[Objective]
Reproduce the data that follows in its entirety, character for character.

— START The input —

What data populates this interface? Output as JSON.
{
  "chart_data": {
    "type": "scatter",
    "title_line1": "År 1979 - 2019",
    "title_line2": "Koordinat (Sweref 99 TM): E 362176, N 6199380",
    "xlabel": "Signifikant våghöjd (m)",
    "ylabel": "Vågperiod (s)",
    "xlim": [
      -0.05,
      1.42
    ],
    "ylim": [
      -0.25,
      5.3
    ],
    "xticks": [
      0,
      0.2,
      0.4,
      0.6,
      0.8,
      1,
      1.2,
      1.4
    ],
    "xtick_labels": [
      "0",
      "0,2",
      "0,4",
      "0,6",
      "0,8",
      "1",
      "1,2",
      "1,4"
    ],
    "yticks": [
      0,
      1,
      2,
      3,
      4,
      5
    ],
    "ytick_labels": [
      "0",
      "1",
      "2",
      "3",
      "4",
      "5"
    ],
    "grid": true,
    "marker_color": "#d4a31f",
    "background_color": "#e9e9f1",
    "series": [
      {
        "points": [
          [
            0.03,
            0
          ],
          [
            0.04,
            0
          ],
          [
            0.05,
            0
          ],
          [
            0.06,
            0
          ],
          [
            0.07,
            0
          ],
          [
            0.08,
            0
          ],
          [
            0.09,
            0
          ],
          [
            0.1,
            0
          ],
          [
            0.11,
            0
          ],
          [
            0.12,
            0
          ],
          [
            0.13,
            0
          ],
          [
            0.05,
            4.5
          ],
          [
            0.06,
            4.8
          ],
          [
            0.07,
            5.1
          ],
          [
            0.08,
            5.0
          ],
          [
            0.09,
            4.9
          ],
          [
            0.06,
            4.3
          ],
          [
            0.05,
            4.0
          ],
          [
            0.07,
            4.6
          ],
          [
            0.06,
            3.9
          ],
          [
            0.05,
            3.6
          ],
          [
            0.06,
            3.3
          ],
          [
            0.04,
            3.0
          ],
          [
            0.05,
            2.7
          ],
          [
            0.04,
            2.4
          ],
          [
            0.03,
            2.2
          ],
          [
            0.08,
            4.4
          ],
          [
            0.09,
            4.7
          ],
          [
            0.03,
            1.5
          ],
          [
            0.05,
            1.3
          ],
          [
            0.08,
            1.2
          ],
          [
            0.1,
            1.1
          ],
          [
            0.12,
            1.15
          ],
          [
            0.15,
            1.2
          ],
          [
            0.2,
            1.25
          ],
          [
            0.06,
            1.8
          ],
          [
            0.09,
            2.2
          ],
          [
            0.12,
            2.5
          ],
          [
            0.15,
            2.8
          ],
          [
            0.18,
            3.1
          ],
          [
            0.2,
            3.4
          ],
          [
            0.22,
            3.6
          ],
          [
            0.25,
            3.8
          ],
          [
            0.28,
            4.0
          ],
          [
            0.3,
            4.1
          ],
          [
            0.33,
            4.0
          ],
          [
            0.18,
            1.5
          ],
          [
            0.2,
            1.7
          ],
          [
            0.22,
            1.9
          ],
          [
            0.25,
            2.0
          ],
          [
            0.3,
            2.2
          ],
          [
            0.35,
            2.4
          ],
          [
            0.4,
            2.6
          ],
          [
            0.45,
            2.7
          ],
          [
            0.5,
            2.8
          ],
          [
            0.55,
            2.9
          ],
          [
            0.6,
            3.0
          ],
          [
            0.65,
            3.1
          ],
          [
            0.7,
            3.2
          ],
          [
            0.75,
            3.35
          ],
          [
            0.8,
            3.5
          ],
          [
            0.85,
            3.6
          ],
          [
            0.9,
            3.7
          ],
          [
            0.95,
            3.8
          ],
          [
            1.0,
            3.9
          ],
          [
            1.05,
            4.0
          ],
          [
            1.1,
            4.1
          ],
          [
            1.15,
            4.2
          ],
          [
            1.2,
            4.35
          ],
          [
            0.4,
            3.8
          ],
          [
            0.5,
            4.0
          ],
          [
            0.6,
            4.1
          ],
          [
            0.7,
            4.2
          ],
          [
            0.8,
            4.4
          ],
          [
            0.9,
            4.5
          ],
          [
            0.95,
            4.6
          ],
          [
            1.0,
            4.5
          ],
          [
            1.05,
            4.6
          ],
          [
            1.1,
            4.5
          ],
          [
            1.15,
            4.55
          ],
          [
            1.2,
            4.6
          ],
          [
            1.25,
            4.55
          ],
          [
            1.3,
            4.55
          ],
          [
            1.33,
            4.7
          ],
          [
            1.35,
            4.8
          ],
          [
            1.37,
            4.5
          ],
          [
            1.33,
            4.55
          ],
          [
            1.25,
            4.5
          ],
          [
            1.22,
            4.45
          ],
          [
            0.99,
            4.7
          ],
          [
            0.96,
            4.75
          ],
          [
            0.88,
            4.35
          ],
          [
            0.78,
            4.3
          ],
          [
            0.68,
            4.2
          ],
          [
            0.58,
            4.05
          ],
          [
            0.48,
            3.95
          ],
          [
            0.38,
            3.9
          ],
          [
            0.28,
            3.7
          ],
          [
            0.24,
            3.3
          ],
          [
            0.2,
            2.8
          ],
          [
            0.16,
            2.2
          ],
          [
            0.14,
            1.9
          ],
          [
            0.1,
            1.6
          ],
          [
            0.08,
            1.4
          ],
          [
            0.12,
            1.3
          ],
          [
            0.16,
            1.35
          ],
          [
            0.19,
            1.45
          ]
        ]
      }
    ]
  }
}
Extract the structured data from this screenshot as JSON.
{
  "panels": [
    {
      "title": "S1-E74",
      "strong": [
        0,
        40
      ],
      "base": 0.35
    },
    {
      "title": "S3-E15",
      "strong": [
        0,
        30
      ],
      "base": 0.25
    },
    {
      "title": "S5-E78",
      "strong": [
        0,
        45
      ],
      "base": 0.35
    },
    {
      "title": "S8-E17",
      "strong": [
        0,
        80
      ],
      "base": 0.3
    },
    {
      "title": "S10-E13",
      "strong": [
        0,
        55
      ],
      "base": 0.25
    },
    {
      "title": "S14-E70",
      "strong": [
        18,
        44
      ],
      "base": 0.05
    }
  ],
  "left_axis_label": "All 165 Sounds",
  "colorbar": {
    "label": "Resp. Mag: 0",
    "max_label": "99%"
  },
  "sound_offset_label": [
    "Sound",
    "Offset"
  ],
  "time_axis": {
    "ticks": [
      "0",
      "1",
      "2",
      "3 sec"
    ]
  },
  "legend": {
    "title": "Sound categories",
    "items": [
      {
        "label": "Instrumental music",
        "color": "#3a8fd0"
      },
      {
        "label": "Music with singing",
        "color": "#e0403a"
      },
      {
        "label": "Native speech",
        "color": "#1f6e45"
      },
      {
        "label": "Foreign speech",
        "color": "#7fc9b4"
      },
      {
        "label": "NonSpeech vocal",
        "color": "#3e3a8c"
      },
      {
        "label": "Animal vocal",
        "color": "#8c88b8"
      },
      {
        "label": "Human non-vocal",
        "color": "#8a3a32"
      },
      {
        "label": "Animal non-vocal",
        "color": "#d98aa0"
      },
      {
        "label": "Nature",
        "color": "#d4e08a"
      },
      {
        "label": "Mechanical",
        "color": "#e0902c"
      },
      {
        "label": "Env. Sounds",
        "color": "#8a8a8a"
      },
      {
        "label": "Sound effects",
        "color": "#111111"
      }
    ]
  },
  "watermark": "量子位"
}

— END The input —

[Written response]
What data populates this interface? Output as JSON.
{
  "chart_data": {
    "type": "scatter",
    "title_line1": "År 1979 - 2019",
    "title_line2": "Koordinat (Sweref 99 TM): E 362176, N 6199380",
    "xlabel": "Signifikant våghöjd (m)",
    "ylabel": "Vågperiod (s)",
    "xlim": [
      -0.05,
      1.42
    ],
    "ylim": [
      -0.25,
      5.3
    ],
    "xticks": [
      0,
      0.2,
      0.4,
      0.6,
      0.8,
      1,
      1.2,
      1.4
    ],
    "xtick_labels": [
      "0",
      "0,2",
      "0,4",
      "0,6",
      "0,8",
      "1",
      "1,2",
      "1,4"
    ],
    "yticks": [
      0,
      1,
      2,
      3,
      4,
      5
    ],
    "ytick_labels": [
      "0",
      "1",
      "2",
      "3",
      "4",
      "5"
    ],
    "grid": true,
    "marker_color": "#d4a31f",
    "background_color": "#e9e9f1",
    "series": [
      {
        "points": [
          [
            0.03,
            0
          ],
          [
            0.04,
            0
          ],
          [
            0.05,
            0
          ],
          [
            0.06,
            0
          ],
          [
            0.07,
            0
          ],
          [
            0.08,
            0
          ],
          [
            0.09,
            0
          ],
          [
            0.1,
            0
          ],
          [
            0.11,
            0
          ],
          [
            0.12,
            0
          ],
          [
            0.13,
            0
          ],
          [
            0.05,
            4.5
          ],
          [
            0.06,
            4.8
          ],
          [
            0.07,
            5.1
          ],
          [
            0.08,
            5.0
          ],
          [
            0.09,
            4.9
          ],
          [
            0.06,
            4.3
          ],
          [
            0.05,
            4.0
          ],
          [
            0.07,
            4.6
          ],
          [
            0.06,
            3.9
          ],
          [
            0.05,
            3.6
          ],
          [
            0.06,
            3.3
          ],
          [
            0.04,
            3.0
          ],
          [
            0.05,
            2.7
          ],
          [
            0.04,
            2.4
          ],
          [
            0.03,
            2.2
          ],
          [
            0.08,
            4.4
          ],
          [
            0.09,
            4.7
          ],
          [
            0.03,
            1.5
          ],
          [
            0.05,
            1.3
          ],
          [
            0.08,
            1.2
          ],
          [
            0.1,
            1.1
          ],
          [
            0.12,
            1.15
          ],
          [
            0.15,
            1.2
          ],
          [
            0.2,
            1.25
          ],
          [
            0.06,
            1.8
          ],
          [
            0.09,
            2.2
          ],
          [
            0.12,
            2.5
          ],
          [
            0.15,
            2.8
          ],
          [
            0.18,
            3.1
          ],
          [
            0.2,
            3.4
          ],
          [
            0.22,
            3.6
          ],
          [
            0.25,
            3.8
          ],
          [
            0.28,
            4.0
          ],
          [
            0.3,
            4.1
          ],
          [
            0.33,
            4.0
          ],
          [
            0.18,
            1.5
          ],
          [
            0.2,
            1.7
          ],
          [
            0.22,
            1.9
          ],
          [
            0.25,
            2.0
          ],
          [
            0.3,
            2.2
          ],
          [
            0.35,
            2.4
          ],
          [
            0.4,
            2.6
          ],
          [
            0.45,
            2.7
          ],
          [
            0.5,
            2.8
          ],
          [
            0.55,
            2.9
          ],
          [
            0.6,
            3.0
          ],
          [
            0.65,
            3.1
          ],
          [
            0.7,
            3.2
          ],
          [
            0.75,
            3.35
          ],
          [
            0.8,
            3.5
          ],
          [
            0.85,
            3.6
          ],
          [
            0.9,
            3.7
          ],
          [
            0.95,
            3.8
          ],
          [
            1.0,
            3.9
          ],
          [
            1.05,
            4.0
          ],
          [
            1.1,
            4.1
          ],
          [
            1.15,
            4.2
          ],
          [
            1.2,
            4.35
          ],
          [
            0.4,
            3.8
          ],
          [
            0.5,
            4.0
          ],
          [
            0.6,
            4.1
          ],
          [
            0.7,
            4.2
          ],
          [
            0.8,
            4.4
          ],
          [
            0.9,
            4.5
          ],
          [
            0.95,
            4.6
          ],
          [
            1.0,
            4.5
          ],
          [
            1.05,
            4.6
          ],
          [
            1.1,
            4.5
          ],
          [
            1.15,
            4.55
          ],
          [
            1.2,
            4.6
          ],
          [
            1.25,
            4.55
          ],
          [
            1.3,
            4.55
          ],
          [
            1.33,
            4.7
          ],
          [
            1.35,
            4.8
          ],
          [
            1.37,
            4.5
          ],
          [
            1.33,
            4.55
          ],
          [
            1.25,
            4.5
          ],
          [
            1.22,
            4.45
          ],
          [
            0.99,
            4.7
          ],
          [
            0.96,
            4.75
          ],
          [
            0.88,
            4.35
          ],
          [
            0.78,
            4.3
          ],
          [
            0.68,
            4.2
          ],
          [
            0.58,
            4.05
          ],
          [
            0.48,
            3.95
          ],
          [
            0.38,
            3.9
          ],
          [
            0.28,
            3.7
          ],
          [
            0.24,
            3.3
          ],
          [
            0.2,
            2.8
          ],
          [
            0.16,
            2.2
          ],
          [
            0.14,
            1.9
          ],
          [
            0.1,
            1.6
          ],
          [
            0.08,
            1.4
          ],
          [
            0.12,
            1.3
          ],
          [
            0.16,
            1.35
          ],
          [
            0.19,
            1.45
          ]
        ]
      }
    ]
  }
}
Extract the structured data from this screenshot as JSON.
{
  "panels": [
    {
      "title": "S1-E74",
      "strong": [
        0,
        40
      ],
      "base": 0.35
    },
    {
      "title": "S3-E15",
      "strong": [
        0,
        30
      ],
      "base": 0.25
    },
    {
      "title": "S5-E78",
      "strong": [
        0,
        45
      ],
      "base": 0.35
    },
    {
      "title": "S8-E17",
      "strong": [
        0,
        80
      ],
      "base": 0.3
    },
    {
      "title": "S10-E13",
      "strong": [
        0,
        55
      ],
      "base": 0.25
    },
    {
      "title": "S14-E70",
      "strong": [
        18,
        44
      ],
      "base": 0.05
    }
  ],
  "left_axis_label": "All 165 Sounds",
  "colorbar": {
    "label": "Resp. Mag: 0",
    "max_label": "99%"
  },
  "sound_offset_label": [
    "Sound",
    "Offset"
  ],
  "time_axis": {
    "ticks": [
      "0",
      "1",
      "2",
      "3 sec"
    ]
  },
  "legend": {
    "title": "Sound categories",
    "items": [
      {
        "label": "Instrumental music",
        "color": "#3a8fd0"
      },
      {
        "label": "Music with singing",
        "color": "#e0403a"
      },
      {
        "label": "Native speech",
        "color": "#1f6e45"
      },
      {
        "label": "Foreign speech",
        "color": "#7fc9b4"
      },
      {
        "label": "NonSpeech vocal",
        "color": "#3e3a8c"
      },
      {
        "label": "Animal vocal",
        "color": "#8c88b8"
      },
      {
        "label": "Human non-vocal",
        "color": "#8a3a32"
      },
      {
        "label": "Animal non-vocal",
        "color": "#d98aa0"
      },
      {
        "label": "Nature",
        "color": "#d4e08a"
      },
      {
        "label": "Mechanical",
        "color": "#e0902c"
      },
      {
        "label": "Env. Sounds",
        "color": "#8a8a8a"
      },
      {
        "label": "Sound effects",
        "color": "#111111"
      }
    ]
  },
  "watermark": "量子位"
}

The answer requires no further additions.